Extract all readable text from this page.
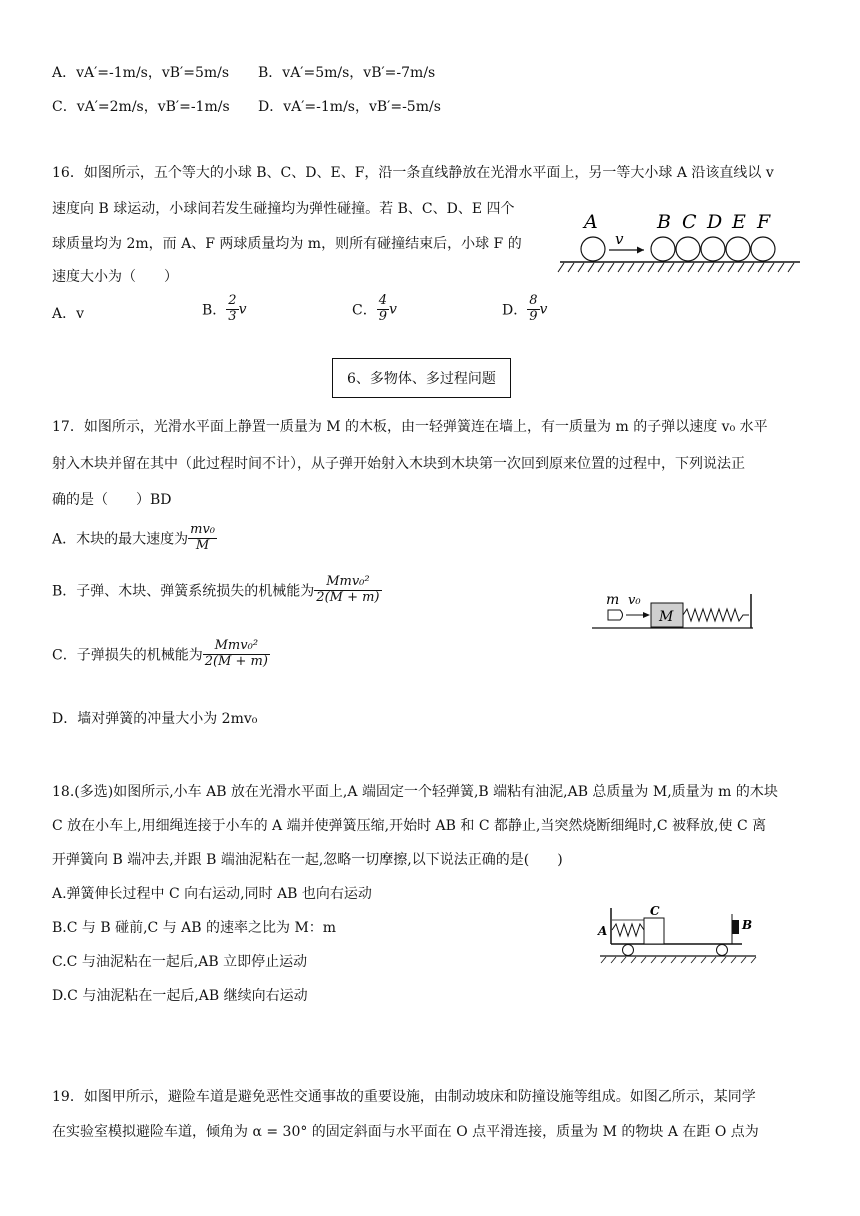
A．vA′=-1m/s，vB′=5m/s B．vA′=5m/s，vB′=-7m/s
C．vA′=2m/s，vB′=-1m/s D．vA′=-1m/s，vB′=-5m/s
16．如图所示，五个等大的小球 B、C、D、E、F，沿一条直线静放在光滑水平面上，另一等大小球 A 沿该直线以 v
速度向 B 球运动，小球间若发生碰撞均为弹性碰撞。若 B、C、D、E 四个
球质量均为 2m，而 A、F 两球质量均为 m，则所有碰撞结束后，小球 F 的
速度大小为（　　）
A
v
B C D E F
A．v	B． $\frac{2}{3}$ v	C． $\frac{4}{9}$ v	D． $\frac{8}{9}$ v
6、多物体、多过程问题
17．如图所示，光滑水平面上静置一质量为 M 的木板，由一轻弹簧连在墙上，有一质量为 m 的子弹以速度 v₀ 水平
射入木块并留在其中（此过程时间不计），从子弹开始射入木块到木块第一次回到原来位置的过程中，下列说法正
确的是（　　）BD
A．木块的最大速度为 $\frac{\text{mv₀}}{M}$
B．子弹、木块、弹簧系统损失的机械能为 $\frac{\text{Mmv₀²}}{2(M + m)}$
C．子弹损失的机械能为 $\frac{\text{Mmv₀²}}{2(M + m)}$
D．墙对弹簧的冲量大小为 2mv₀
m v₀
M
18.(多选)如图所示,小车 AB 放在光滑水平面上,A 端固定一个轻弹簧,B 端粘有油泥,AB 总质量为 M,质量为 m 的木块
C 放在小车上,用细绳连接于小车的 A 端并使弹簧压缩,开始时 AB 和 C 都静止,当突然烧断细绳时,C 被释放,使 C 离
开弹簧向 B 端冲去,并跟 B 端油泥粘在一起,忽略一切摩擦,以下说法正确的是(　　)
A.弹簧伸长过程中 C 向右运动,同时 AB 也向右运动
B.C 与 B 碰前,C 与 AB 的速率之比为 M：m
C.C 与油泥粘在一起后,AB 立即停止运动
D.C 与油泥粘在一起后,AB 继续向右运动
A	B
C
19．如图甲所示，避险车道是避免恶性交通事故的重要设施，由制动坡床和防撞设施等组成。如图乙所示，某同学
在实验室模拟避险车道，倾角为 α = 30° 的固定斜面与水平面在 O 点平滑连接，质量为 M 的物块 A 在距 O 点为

◆ ◆ ◆ ◆ ◆ ◆ ◆

- [Directions]: Nothing in the entries above should change when they are printed again, except that the pictures are dropped.

- [The result]:
Extract all readable text from this page.
A．vA′=-1m/s，vB′=5m/s B．vA′=5m/s，vB′=-7m/s
C．vA′=2m/s，vB′=-1m/s D．vA′=-1m/s，vB′=-5m/s
16．如图所示，五个等大的小球 B、C、D、E、F，沿一条直线静放在光滑水平面上，另一等大小球 A 沿该直线以 v
速度向 B 球运动，小球间若发生碰撞均为弹性碰撞。若 B、C、D、E 四个
球质量均为 2m，而 A、F 两球质量均为 m，则所有碰撞结束后，小球 F 的
速度大小为（　　）
A
v
B C D E F
A．v	B． $\frac{2}{3}$ v	C． $\frac{4}{9}$ v	D． $\frac{8}{9}$ v
6、多物体、多过程问题
17．如图所示，光滑水平面上静置一质量为 M 的木板，由一轻弹簧连在墙上，有一质量为 m 的子弹以速度 v₀ 水平
射入木块并留在其中（此过程时间不计），从子弹开始射入木块到木块第一次回到原来位置的过程中，下列说法正
确的是（　　）BD
A．木块的最大速度为 $\frac{\text{mv₀}}{M}$
B．子弹、木块、弹簧系统损失的机械能为 $\frac{\text{Mmv₀²}}{2(M + m)}$
C．子弹损失的机械能为 $\frac{\text{Mmv₀²}}{2(M + m)}$
D．墙对弹簧的冲量大小为 2mv₀
m v₀
M
18.(多选)如图所示,小车 AB 放在光滑水平面上,A 端固定一个轻弹簧,B 端粘有油泥,AB 总质量为 M,质量为 m 的木块
C 放在小车上,用细绳连接于小车的 A 端并使弹簧压缩,开始时 AB 和 C 都静止,当突然烧断细绳时,C 被释放,使 C 离
开弹簧向 B 端冲去,并跟 B 端油泥粘在一起,忽略一切摩擦,以下说法正确的是(　　)
A.弹簧伸长过程中 C 向右运动,同时 AB 也向右运动
B.C 与 B 碰前,C 与 AB 的速率之比为 M：m
C.C 与油泥粘在一起后,AB 立即停止运动
D.C 与油泥粘在一起后,AB 继续向右运动
A	B
C
19．如图甲所示，避险车道是避免恶性交通事故的重要设施，由制动坡床和防撞设施等组成。如图乙所示，某同学
在实验室模拟避险车道，倾角为 α = 30° 的固定斜面与水平面在 O 点平滑连接，质量为 M 的物块 A 在距 O 点为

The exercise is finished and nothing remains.